- [RECORDS SUPPLIED]:
§
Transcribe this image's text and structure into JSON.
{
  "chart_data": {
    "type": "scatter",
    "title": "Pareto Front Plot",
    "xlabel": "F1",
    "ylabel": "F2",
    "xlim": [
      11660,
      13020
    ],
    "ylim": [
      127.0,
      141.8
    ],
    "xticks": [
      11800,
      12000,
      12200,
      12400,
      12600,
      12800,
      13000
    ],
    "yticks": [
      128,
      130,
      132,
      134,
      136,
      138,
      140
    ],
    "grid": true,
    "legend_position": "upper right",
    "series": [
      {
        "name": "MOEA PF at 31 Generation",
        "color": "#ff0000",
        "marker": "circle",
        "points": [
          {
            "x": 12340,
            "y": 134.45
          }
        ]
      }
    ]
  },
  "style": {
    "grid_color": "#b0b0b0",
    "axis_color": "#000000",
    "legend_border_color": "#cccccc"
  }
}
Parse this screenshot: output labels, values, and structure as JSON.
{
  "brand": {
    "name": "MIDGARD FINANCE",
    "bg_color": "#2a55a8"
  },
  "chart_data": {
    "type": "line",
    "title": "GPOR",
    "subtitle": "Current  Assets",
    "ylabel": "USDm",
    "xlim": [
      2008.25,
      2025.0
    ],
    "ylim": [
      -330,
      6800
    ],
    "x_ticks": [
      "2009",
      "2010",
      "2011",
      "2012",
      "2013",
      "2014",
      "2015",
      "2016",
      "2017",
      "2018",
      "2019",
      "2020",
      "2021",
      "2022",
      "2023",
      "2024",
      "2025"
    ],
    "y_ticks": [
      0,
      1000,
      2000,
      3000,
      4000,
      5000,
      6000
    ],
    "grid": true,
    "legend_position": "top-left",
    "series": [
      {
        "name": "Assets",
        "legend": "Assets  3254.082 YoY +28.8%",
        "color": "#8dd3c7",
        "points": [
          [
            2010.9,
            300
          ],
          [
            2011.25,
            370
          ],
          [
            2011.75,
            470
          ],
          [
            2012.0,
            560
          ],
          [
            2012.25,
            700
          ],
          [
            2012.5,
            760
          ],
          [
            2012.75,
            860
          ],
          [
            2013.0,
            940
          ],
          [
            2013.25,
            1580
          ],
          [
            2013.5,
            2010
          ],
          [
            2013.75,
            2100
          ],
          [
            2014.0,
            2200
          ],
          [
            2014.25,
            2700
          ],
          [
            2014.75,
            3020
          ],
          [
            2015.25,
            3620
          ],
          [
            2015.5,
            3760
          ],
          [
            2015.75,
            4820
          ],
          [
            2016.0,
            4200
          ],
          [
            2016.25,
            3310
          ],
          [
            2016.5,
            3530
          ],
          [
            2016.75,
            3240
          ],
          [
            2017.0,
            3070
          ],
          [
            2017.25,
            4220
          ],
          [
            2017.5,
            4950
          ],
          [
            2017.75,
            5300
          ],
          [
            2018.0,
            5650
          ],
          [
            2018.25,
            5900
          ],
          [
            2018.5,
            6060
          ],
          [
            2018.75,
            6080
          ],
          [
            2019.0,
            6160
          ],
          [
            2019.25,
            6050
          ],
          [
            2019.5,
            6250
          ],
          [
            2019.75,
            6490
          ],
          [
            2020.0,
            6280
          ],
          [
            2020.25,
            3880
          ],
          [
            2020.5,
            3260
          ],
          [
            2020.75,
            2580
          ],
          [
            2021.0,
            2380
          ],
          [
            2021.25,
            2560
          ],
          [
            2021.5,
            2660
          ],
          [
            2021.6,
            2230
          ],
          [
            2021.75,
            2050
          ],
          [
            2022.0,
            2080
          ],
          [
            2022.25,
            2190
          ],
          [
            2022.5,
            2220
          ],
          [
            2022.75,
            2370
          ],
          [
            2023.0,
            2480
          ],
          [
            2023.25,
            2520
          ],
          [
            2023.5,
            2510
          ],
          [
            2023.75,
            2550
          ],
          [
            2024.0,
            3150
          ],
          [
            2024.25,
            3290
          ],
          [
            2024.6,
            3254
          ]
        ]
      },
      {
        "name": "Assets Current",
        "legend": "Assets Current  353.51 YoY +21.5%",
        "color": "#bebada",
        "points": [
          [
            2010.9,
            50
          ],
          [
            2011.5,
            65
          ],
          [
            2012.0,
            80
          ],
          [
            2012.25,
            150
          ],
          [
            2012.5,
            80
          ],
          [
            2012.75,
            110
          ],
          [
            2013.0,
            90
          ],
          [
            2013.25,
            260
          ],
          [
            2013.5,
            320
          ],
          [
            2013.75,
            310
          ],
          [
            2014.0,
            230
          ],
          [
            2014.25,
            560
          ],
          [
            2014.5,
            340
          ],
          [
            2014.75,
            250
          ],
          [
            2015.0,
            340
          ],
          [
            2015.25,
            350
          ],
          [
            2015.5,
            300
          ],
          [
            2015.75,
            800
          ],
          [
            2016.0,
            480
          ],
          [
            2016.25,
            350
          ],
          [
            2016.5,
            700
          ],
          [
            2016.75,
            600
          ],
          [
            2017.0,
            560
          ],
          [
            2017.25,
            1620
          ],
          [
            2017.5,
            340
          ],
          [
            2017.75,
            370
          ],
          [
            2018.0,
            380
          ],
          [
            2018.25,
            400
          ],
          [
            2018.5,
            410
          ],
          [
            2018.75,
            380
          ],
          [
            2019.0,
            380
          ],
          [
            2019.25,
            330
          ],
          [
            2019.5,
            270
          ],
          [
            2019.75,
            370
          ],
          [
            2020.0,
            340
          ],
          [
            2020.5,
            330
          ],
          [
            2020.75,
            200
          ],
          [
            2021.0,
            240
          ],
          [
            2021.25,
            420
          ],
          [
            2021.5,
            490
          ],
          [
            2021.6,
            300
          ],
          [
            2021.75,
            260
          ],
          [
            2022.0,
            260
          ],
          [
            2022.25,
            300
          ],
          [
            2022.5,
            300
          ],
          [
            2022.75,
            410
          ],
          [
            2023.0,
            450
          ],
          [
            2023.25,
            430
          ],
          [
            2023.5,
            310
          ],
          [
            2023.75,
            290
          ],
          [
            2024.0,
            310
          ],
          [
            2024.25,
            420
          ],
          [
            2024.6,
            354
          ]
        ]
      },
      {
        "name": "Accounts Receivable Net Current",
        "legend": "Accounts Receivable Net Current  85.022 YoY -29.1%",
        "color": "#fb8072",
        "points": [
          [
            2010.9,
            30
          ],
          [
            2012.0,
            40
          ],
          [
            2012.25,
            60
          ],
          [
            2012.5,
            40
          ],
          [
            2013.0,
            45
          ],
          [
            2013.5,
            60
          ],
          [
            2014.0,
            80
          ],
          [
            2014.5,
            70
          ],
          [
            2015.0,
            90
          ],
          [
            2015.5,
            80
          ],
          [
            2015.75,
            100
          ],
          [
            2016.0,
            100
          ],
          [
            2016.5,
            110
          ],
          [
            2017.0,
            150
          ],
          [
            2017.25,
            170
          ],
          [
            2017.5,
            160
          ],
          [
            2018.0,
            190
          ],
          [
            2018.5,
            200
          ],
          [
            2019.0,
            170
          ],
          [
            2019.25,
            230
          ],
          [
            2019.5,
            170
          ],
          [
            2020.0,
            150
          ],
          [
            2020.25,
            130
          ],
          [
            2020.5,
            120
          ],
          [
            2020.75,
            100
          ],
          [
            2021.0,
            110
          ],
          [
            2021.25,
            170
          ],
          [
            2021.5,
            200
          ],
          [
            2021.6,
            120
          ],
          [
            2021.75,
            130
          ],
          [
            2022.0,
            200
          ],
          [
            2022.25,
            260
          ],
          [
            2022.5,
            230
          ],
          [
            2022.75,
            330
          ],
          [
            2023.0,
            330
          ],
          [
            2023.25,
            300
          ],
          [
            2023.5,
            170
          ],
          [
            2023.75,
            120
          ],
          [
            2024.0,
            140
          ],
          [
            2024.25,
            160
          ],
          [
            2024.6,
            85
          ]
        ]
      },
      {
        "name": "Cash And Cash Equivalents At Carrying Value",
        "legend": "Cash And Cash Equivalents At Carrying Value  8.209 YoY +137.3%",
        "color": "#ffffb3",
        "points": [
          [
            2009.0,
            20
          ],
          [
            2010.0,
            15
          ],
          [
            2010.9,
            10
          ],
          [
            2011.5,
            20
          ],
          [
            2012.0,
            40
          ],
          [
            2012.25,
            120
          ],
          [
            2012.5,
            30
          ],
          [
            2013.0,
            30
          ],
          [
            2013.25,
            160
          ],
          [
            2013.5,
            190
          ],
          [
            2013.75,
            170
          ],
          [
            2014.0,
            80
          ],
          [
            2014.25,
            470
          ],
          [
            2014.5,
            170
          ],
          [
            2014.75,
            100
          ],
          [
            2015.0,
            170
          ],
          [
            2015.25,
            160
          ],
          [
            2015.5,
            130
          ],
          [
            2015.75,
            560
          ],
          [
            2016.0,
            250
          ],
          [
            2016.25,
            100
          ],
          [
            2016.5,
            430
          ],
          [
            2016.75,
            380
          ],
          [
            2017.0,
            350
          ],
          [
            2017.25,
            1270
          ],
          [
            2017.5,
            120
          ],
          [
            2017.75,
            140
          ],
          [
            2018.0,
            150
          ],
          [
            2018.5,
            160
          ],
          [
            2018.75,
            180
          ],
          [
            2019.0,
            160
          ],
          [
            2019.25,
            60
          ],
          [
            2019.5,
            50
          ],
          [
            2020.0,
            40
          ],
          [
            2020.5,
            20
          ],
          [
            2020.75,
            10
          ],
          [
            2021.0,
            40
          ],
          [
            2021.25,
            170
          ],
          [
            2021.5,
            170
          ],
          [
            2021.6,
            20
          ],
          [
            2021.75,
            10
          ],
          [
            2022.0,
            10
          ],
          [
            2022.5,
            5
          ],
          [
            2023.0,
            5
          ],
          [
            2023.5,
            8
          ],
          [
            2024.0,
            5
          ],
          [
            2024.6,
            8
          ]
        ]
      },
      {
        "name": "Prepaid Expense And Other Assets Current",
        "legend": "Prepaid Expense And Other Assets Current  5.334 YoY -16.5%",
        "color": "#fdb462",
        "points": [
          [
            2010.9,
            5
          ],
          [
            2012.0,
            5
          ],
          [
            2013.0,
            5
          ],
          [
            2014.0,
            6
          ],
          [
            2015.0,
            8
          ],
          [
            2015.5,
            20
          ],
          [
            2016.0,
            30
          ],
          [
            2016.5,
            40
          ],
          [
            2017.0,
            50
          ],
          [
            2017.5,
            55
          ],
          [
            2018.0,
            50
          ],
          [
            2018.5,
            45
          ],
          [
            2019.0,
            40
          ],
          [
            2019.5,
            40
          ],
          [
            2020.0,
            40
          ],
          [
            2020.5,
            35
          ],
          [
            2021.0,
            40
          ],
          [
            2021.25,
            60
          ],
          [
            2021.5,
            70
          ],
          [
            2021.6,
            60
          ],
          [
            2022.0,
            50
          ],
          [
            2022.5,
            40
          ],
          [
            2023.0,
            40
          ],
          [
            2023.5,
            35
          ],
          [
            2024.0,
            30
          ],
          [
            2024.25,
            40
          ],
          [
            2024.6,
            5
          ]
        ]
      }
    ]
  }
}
§
- [GIVEN PROBLEM]: Show all lines above holding "JSON".

- [RESULT BELOW]:
Transcribe this image's text and structure into JSON.
Parse this screenshot: output labels, values, and structure as JSON.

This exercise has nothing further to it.